- **Short problem**
Read the listing below and copy out every line that holds "меня".

- **Extracted material**
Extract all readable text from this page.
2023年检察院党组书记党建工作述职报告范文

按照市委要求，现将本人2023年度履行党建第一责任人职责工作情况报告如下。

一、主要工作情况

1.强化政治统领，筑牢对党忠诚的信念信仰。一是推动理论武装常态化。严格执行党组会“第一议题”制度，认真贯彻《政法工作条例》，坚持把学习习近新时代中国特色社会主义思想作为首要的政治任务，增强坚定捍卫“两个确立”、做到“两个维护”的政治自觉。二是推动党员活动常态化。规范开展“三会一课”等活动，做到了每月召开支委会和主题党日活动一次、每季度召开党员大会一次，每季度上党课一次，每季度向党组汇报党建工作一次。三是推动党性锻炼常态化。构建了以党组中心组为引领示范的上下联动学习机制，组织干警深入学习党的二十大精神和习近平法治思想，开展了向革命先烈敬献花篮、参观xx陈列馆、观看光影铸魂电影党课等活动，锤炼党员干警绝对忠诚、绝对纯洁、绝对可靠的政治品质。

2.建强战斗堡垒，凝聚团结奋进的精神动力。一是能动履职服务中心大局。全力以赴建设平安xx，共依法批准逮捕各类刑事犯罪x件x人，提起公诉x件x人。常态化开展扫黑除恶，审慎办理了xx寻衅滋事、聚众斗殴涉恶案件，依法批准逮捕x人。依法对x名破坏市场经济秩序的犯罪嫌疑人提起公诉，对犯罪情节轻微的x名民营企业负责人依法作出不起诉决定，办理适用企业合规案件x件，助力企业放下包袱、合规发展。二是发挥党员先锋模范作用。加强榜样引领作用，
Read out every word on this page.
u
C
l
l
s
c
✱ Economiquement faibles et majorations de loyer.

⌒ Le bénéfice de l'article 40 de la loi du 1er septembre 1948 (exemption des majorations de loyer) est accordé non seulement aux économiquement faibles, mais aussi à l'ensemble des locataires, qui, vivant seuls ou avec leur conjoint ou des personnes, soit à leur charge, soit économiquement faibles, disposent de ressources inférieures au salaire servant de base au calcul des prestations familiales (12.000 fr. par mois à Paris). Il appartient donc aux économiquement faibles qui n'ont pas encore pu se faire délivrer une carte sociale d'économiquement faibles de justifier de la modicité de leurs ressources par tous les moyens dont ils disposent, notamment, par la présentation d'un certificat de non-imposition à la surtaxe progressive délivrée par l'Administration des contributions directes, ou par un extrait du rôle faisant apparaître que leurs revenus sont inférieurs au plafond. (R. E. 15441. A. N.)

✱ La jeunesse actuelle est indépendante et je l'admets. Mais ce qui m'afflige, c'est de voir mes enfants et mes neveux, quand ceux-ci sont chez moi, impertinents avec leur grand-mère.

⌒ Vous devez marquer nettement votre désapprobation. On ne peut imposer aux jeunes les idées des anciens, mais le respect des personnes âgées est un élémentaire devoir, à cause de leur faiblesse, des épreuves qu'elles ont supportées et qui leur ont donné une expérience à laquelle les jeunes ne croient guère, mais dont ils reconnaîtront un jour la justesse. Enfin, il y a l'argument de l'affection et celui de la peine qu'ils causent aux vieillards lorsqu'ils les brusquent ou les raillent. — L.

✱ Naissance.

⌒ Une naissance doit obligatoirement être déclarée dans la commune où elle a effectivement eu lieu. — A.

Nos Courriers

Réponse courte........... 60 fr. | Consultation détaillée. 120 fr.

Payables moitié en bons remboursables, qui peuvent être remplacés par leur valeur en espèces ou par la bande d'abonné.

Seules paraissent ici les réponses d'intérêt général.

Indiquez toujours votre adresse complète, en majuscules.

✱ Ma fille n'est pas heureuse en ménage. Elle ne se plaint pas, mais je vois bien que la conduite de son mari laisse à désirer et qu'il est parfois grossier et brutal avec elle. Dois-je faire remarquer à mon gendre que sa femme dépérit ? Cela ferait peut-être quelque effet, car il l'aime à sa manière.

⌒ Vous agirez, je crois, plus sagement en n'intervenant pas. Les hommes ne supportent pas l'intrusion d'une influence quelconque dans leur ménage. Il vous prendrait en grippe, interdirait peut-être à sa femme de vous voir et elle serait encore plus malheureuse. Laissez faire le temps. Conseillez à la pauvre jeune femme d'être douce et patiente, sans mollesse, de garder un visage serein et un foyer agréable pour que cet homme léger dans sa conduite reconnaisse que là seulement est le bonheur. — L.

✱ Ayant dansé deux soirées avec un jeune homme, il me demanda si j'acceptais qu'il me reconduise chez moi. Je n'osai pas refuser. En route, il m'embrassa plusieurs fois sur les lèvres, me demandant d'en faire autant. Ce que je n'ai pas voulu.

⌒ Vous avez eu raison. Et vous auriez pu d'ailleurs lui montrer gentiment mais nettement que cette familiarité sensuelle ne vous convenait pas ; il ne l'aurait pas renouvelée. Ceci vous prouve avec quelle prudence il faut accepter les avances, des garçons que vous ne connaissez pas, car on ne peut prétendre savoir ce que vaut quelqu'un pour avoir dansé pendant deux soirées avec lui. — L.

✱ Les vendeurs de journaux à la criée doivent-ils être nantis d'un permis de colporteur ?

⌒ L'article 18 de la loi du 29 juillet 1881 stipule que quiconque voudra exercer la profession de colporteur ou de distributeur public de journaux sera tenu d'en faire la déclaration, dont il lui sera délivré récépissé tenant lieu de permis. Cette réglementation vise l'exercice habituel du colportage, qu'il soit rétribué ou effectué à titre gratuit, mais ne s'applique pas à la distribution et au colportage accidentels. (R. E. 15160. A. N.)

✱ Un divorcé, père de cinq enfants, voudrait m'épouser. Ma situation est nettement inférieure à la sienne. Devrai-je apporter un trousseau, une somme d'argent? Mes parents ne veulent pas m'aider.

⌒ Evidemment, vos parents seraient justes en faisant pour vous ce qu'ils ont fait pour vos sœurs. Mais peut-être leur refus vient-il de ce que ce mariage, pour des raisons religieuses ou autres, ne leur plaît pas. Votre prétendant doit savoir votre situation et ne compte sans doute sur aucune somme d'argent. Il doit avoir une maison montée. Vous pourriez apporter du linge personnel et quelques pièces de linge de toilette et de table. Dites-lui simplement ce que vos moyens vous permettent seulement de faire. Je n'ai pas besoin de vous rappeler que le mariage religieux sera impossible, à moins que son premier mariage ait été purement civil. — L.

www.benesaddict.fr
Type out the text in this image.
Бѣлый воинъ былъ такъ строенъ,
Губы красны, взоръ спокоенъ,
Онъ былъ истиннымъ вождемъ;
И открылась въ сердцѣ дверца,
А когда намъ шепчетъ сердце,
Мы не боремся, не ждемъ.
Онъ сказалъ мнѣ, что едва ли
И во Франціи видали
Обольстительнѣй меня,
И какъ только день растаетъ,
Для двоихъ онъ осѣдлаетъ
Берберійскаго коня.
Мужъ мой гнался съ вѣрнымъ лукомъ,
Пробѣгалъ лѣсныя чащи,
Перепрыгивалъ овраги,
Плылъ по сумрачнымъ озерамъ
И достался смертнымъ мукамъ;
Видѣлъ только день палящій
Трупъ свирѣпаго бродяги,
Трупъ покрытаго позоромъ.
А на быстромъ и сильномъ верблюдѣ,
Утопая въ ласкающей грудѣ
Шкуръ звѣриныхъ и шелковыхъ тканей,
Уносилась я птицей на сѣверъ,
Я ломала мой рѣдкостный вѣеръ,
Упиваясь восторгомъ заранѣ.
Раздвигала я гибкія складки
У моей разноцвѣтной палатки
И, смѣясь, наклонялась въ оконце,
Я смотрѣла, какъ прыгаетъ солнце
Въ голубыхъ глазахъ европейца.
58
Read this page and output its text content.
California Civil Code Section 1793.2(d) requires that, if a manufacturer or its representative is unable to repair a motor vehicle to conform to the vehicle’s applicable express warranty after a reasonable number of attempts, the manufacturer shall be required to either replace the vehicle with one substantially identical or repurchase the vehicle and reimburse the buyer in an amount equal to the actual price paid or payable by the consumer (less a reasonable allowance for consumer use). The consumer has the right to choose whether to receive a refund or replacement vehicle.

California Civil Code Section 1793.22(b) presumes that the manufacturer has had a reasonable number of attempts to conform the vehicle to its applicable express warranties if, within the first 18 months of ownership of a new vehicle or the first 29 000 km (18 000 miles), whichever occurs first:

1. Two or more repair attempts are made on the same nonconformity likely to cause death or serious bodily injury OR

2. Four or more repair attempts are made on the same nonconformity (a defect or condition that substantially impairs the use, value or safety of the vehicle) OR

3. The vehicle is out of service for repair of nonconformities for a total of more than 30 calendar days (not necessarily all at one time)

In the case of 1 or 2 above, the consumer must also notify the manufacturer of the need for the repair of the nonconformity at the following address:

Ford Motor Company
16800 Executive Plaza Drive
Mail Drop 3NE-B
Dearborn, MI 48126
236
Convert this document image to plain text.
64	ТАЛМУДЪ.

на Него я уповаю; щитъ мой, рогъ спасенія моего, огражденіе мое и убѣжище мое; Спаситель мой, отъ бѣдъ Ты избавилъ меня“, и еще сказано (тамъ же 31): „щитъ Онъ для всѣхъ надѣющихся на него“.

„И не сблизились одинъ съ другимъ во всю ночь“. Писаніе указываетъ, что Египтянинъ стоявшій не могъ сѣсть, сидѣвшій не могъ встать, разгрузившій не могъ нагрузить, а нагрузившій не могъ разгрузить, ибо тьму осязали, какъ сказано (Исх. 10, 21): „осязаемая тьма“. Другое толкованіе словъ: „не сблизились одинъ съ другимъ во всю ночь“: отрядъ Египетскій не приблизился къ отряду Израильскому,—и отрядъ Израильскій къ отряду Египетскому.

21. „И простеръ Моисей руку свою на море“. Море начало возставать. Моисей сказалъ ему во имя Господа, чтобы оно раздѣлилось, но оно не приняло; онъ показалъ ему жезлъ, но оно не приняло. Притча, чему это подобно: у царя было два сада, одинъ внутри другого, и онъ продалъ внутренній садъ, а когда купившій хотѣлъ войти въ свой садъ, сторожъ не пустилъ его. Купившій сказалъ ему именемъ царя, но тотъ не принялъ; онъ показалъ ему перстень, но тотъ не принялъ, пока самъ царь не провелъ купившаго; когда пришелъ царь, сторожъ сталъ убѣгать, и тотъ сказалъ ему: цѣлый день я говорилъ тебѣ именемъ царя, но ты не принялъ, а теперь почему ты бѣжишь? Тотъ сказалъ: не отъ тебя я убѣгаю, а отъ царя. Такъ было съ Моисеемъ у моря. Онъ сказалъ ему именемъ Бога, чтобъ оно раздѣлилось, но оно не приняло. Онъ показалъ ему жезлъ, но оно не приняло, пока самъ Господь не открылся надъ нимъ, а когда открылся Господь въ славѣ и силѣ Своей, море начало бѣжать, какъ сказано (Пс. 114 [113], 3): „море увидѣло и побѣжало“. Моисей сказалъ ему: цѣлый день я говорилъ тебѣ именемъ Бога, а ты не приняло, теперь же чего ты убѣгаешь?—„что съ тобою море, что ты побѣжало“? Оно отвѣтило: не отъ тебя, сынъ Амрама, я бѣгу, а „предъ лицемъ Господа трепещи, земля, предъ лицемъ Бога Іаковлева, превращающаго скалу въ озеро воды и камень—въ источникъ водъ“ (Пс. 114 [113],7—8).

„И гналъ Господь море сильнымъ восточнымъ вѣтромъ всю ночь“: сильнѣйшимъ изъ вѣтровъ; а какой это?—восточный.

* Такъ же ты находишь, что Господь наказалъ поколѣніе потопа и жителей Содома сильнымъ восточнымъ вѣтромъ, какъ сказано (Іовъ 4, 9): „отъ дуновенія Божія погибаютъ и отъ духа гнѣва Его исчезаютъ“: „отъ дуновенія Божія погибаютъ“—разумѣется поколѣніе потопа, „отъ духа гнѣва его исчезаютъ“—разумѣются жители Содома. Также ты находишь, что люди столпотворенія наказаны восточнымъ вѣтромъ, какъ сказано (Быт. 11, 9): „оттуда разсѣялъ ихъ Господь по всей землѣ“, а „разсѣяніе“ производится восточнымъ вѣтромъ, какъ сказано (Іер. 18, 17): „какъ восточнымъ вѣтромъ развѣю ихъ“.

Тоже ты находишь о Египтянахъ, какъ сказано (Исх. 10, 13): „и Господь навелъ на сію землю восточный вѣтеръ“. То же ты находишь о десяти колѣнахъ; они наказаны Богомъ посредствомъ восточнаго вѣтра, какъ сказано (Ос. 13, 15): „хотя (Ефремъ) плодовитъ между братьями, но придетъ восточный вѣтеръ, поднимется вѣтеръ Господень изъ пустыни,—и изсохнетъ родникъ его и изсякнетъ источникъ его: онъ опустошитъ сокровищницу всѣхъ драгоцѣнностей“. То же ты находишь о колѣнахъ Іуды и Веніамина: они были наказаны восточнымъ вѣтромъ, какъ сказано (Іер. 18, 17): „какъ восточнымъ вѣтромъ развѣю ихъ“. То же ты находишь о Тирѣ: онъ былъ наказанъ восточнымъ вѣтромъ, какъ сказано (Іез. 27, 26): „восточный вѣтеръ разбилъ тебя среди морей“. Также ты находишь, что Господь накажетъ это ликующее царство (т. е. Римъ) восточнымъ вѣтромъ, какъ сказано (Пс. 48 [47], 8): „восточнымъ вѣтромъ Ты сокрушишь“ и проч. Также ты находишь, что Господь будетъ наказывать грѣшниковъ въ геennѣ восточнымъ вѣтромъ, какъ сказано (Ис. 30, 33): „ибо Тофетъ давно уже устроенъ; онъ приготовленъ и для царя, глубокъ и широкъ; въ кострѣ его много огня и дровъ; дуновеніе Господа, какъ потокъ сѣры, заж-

- **Expected answer**
Обольстительнѣй меня,
на Него я уповаю; щитъ мой, рогъ спасенія моего, огражденіе мое и убѣжище мое; Спаситель мой, отъ бѣдъ Ты избавилъ меня“, и еще сказано (тамъ же 31): „щитъ Онъ для всѣхъ надѣющихся на него“.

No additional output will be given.